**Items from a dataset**
----------------
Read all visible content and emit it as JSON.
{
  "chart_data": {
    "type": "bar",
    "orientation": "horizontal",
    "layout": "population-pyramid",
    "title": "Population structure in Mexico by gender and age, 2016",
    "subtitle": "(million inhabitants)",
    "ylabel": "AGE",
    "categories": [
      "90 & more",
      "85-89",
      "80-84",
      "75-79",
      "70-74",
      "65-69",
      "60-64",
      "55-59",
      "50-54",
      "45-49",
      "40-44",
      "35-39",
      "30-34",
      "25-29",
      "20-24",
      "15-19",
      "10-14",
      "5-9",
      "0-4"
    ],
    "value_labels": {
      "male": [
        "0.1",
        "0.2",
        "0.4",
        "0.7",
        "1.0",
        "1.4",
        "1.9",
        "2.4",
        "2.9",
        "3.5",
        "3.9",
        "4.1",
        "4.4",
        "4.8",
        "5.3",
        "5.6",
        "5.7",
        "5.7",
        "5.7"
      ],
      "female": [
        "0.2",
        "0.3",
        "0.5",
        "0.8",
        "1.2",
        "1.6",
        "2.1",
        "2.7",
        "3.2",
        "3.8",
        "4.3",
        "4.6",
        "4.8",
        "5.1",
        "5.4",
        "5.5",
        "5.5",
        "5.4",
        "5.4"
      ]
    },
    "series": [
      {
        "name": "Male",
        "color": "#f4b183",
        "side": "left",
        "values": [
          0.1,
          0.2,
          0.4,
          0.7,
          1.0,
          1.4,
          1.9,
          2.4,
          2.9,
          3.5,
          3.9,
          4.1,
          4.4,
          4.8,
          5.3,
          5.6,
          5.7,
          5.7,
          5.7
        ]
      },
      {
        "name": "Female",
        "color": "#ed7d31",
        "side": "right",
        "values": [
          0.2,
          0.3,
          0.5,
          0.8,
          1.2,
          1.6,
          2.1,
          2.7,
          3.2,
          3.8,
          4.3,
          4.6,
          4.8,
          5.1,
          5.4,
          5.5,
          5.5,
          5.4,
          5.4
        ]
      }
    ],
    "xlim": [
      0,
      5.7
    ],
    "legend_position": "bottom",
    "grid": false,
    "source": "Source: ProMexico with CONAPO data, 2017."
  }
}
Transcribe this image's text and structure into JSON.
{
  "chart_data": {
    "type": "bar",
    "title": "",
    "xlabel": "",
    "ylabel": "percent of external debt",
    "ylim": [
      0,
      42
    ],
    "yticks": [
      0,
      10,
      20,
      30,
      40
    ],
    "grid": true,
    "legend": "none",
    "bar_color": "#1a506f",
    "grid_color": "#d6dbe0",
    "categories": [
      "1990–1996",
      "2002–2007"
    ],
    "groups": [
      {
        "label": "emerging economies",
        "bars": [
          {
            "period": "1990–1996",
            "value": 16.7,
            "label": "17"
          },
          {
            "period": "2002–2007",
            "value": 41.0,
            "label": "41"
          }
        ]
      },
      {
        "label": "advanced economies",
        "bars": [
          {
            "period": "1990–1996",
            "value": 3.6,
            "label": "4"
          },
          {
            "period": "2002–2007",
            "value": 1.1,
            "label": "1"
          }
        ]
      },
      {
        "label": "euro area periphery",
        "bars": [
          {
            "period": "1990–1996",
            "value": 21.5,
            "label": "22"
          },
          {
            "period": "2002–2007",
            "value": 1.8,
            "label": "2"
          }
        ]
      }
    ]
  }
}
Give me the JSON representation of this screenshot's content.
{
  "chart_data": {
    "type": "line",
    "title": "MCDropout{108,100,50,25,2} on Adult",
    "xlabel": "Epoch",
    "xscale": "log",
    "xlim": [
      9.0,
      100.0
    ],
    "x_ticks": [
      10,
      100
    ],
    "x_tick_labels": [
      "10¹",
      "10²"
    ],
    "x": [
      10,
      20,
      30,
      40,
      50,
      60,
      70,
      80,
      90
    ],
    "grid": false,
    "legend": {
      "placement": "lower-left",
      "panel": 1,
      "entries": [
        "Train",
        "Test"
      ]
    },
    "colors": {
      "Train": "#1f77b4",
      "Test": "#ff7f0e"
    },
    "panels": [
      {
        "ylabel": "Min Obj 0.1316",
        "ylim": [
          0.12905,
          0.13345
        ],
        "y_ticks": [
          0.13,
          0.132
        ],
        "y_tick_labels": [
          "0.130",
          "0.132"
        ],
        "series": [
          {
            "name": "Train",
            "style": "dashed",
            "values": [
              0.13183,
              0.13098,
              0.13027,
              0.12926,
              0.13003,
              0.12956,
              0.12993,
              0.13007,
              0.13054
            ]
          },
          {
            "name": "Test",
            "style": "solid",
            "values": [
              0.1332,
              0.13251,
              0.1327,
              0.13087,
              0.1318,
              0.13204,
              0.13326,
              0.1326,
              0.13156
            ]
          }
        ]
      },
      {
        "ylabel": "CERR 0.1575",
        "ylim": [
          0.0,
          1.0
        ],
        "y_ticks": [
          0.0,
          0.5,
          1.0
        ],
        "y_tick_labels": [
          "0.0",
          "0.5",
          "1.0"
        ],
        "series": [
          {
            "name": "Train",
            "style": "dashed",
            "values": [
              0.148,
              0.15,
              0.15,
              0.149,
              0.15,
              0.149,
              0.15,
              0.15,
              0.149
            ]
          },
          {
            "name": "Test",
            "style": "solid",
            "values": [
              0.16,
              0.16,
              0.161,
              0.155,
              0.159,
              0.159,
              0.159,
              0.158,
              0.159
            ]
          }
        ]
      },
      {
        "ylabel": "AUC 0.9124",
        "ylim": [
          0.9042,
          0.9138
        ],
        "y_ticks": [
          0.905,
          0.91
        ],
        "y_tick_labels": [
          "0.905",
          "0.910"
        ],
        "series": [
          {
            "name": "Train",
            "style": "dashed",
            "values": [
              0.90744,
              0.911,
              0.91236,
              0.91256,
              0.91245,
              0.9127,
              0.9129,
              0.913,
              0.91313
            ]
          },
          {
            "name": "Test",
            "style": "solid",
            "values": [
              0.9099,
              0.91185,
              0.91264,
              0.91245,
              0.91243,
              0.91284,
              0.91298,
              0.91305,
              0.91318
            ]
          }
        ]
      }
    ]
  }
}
----------------
**PROBLEM**
Among the records above, find each line holding the string "ylabel" and pull it out.

**RESPONSE BELOW**
    "ylabel": "AGE",
    "ylabel": "percent of external debt",
        "ylabel": "Min Obj 0.1316",
        "ylabel": "CERR 0.1575",
        "ylabel": "AUC 0.9124",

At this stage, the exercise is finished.